● WORKING DATA:
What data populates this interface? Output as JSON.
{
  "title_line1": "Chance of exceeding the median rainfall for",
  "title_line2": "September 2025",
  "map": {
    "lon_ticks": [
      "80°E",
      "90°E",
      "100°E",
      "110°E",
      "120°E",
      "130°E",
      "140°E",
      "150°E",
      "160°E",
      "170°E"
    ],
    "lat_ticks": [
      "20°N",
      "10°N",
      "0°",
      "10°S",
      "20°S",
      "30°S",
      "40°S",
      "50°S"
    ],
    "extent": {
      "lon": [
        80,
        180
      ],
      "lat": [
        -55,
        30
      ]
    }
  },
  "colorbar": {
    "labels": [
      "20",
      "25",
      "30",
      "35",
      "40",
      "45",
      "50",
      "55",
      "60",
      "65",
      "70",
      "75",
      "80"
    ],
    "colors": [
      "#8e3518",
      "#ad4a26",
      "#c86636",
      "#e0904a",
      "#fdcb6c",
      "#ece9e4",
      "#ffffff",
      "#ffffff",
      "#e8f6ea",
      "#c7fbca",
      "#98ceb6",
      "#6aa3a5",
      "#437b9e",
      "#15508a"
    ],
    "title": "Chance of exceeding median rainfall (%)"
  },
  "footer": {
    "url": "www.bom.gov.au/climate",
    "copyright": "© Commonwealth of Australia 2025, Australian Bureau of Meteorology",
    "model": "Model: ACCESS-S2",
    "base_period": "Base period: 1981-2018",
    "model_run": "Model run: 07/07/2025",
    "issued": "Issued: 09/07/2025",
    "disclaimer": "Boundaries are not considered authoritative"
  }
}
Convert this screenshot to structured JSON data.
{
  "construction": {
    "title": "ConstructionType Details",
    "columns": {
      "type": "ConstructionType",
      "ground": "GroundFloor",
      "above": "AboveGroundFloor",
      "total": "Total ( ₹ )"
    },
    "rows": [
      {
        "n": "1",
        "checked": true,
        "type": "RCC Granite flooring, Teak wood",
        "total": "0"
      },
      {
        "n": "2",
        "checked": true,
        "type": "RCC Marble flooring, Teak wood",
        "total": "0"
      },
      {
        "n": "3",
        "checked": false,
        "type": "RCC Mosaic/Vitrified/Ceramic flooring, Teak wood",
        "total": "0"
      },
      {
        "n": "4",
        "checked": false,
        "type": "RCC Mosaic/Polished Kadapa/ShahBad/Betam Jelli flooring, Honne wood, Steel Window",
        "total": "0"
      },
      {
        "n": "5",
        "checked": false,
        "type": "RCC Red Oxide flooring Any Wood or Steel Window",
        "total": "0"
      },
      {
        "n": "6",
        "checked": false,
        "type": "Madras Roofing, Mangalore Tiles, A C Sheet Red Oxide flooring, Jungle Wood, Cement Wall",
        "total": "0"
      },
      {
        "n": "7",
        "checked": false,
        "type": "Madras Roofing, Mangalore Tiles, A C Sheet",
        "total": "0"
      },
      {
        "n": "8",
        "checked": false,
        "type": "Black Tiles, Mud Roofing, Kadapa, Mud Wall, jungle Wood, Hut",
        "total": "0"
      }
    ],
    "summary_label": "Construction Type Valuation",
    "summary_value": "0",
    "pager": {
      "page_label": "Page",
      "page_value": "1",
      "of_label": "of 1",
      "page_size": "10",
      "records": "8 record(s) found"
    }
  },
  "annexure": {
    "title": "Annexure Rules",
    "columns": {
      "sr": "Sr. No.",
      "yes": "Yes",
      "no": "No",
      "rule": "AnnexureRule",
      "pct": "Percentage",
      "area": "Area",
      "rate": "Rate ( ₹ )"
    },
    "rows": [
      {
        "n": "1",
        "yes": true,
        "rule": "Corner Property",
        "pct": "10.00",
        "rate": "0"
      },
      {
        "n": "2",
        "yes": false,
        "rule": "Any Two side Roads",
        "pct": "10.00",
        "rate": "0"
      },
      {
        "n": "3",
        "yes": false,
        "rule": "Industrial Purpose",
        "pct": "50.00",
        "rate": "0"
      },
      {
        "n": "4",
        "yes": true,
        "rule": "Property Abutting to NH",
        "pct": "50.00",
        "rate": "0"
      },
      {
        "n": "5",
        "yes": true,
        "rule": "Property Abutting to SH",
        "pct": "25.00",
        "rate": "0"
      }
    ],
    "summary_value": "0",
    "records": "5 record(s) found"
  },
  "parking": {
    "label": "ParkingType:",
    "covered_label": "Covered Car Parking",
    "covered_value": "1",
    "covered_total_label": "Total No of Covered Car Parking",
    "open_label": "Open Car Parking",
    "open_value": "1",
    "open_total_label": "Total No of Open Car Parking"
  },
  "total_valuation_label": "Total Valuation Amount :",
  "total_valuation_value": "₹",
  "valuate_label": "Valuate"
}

● PROBLEM TO WORK ON:
Give the count of lines in the data above that hold the string "Steel", with no additional words.

● ANSWER:
2